● **OBJECTIVE**
Copy each line that contains the string "name".

● **EXERCISE MATERIAL**
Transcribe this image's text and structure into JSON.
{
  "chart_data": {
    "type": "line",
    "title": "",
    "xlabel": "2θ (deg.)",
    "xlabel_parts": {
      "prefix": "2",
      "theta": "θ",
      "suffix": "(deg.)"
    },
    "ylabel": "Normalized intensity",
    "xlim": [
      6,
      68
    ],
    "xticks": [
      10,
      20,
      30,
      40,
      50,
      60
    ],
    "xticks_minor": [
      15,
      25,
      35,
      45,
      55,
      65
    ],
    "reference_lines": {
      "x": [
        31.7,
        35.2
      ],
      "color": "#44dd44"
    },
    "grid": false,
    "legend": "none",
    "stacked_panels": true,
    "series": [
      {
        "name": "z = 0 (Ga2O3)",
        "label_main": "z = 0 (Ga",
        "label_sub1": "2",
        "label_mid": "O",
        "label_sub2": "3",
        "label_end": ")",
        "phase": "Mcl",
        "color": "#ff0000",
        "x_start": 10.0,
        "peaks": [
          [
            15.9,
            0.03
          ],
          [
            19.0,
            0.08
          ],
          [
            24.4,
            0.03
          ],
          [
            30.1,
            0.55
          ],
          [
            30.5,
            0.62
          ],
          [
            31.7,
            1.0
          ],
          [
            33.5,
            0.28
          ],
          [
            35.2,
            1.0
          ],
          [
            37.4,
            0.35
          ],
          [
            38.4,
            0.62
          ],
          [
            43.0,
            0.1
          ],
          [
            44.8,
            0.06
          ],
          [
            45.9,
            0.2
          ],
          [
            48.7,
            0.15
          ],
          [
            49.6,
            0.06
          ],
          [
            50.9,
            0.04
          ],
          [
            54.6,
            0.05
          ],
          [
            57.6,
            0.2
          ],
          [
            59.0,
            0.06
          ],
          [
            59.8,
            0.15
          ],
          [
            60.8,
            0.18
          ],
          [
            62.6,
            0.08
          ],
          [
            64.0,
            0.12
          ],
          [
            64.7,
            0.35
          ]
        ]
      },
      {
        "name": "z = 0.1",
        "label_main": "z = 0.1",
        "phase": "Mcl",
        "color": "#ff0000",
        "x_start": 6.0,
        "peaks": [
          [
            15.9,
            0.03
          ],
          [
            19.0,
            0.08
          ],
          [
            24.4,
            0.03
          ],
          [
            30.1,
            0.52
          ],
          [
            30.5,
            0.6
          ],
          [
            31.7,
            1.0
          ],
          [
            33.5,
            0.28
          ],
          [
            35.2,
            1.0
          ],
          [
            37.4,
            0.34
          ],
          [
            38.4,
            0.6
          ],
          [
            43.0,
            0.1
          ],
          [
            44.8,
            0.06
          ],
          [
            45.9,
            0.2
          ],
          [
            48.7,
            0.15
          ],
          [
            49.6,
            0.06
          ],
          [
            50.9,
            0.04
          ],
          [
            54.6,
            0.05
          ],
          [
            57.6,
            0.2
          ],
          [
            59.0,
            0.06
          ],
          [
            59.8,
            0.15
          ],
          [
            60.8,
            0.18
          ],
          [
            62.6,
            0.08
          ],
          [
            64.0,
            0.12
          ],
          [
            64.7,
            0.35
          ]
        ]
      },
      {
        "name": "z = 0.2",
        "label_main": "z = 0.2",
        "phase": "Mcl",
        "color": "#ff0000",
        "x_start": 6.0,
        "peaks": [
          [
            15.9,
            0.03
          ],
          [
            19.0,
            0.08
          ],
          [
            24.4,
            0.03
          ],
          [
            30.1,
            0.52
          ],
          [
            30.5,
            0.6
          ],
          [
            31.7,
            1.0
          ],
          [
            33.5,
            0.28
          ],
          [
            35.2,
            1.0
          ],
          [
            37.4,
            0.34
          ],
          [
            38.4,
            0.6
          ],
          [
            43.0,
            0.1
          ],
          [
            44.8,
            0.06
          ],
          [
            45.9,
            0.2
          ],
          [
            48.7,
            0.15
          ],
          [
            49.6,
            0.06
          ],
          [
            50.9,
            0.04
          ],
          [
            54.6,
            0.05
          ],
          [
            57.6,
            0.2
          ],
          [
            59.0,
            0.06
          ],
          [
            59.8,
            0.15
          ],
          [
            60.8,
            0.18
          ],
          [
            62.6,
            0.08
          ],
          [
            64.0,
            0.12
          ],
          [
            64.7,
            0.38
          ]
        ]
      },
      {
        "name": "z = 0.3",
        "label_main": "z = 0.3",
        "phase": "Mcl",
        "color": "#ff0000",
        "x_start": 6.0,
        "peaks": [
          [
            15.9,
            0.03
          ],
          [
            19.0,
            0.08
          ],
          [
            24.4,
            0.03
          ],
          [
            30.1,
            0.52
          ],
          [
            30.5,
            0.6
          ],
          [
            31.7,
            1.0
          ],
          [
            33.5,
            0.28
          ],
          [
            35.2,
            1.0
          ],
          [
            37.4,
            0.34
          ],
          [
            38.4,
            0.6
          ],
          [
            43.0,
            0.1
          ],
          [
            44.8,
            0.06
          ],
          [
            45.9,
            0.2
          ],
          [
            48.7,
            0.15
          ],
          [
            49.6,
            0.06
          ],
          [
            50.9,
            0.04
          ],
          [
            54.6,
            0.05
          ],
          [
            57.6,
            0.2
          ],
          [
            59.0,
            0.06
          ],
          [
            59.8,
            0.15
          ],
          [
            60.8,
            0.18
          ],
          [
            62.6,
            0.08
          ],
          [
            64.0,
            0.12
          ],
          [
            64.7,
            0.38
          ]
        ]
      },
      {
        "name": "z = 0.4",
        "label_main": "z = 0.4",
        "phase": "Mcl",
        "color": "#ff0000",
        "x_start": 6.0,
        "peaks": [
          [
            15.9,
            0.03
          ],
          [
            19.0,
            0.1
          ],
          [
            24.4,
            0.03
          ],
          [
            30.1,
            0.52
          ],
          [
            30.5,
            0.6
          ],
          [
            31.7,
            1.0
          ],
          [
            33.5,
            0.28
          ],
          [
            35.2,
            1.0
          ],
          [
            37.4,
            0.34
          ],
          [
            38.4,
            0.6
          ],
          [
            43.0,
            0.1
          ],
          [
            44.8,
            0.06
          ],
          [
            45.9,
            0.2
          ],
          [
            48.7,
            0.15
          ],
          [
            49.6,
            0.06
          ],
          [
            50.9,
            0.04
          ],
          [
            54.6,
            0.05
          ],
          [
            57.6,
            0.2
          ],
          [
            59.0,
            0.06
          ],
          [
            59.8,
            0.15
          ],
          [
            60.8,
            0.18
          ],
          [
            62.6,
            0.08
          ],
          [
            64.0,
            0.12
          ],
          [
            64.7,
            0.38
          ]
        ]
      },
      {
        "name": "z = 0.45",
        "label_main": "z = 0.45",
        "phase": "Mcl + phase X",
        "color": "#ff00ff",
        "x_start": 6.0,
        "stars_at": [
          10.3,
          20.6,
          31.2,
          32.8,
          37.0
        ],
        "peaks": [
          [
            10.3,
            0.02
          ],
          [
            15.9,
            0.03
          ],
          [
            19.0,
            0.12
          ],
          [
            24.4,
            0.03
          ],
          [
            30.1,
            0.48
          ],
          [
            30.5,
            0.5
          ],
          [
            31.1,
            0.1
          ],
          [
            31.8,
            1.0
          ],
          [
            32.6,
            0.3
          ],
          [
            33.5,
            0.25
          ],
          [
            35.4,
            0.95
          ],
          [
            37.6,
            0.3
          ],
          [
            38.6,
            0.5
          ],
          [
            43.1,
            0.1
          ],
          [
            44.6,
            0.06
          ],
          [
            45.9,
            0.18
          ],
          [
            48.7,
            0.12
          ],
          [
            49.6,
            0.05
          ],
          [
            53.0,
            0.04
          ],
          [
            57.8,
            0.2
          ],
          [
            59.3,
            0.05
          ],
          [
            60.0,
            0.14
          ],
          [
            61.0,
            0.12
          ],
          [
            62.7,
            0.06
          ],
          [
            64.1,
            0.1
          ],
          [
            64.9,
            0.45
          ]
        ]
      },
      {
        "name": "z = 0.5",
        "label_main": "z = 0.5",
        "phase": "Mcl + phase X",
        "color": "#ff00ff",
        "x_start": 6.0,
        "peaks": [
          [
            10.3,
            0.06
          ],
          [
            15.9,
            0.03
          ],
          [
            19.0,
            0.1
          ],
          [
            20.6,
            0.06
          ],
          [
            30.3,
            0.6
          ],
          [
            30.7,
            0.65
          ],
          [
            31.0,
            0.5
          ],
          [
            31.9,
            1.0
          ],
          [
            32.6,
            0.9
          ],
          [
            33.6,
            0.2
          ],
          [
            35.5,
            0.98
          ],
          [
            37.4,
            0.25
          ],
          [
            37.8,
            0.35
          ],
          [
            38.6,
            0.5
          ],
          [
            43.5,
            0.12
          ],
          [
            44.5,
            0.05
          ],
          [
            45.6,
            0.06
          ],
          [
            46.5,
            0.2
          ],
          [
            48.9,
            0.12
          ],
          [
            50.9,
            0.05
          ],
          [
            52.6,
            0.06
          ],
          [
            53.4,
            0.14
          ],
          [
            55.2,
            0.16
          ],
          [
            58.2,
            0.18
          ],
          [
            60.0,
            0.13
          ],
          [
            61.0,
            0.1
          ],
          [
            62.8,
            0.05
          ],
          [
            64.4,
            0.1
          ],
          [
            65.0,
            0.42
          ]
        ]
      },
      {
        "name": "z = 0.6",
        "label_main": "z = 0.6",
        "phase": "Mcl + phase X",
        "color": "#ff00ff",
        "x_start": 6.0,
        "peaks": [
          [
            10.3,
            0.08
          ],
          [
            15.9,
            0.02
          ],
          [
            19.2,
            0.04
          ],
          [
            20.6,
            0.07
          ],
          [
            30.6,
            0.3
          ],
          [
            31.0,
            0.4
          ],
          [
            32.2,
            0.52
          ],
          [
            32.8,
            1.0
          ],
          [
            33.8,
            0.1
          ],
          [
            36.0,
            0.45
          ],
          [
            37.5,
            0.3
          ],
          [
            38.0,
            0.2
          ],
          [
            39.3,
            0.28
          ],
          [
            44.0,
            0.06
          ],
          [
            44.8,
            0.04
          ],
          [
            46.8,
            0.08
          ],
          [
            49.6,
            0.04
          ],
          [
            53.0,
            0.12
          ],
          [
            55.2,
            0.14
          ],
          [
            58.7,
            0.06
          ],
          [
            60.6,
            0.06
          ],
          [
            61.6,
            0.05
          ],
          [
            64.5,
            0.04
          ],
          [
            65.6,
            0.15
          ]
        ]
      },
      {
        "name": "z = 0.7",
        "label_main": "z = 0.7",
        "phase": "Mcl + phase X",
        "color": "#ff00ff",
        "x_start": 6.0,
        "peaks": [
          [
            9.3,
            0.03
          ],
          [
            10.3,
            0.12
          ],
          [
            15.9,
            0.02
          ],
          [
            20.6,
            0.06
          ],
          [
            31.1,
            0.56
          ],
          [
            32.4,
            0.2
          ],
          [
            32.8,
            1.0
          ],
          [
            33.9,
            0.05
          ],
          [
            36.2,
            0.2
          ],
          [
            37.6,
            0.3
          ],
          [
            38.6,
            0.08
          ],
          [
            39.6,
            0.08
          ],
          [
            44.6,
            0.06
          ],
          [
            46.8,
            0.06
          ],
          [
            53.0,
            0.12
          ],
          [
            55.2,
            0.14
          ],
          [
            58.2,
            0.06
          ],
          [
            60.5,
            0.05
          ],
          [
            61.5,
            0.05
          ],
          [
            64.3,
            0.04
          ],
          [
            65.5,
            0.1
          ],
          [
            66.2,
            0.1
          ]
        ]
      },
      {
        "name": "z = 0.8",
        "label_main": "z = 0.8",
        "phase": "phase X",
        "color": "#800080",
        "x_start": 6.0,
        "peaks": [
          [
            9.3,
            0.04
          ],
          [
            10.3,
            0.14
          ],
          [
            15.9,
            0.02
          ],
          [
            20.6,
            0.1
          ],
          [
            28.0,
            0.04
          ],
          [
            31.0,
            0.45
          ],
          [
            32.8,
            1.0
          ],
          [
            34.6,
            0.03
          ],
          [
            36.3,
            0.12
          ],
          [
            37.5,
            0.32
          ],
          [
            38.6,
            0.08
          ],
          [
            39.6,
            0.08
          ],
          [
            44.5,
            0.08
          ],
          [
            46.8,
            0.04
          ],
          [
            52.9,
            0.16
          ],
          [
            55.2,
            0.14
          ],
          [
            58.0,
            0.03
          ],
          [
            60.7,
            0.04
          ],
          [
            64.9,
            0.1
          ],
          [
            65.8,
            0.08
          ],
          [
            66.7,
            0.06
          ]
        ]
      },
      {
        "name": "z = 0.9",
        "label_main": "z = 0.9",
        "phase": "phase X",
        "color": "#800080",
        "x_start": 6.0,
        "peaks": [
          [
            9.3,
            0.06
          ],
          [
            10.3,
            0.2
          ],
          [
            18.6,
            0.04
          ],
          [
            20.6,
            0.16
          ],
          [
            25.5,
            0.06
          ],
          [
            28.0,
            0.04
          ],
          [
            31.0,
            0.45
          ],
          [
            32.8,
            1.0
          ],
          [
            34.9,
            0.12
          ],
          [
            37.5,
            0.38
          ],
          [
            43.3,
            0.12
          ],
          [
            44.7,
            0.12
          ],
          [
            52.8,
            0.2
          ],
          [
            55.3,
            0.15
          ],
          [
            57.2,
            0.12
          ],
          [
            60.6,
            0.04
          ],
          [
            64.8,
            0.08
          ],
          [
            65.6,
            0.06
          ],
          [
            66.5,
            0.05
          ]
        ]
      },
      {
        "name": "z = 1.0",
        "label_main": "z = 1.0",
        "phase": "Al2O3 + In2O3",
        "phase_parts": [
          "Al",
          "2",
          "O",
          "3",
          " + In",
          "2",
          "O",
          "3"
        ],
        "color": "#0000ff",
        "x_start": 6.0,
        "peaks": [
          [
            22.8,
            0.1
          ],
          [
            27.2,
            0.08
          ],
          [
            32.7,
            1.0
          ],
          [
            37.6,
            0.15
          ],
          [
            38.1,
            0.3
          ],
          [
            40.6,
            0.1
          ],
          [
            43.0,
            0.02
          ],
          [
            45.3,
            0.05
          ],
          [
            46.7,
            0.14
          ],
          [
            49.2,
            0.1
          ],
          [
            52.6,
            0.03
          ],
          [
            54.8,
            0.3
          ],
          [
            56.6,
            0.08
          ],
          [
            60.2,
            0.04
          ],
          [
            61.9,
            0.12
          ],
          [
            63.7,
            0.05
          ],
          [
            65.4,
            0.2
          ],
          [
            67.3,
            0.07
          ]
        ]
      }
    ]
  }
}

● **EXERCISE RESULT**
        "name": "z = 0 (Ga2O3)",
        "name": "z = 0.1",
        "name": "z = 0.2",
        "name": "z = 0.3",
        "name": "z = 0.4",
        "name": "z = 0.45",
        "name": "z = 0.5",
        "name": "z = 0.6",
        "name": "z = 0.7",
        "name": "z = 0.8",
        "name": "z = 0.9",
        "name": "z = 1.0",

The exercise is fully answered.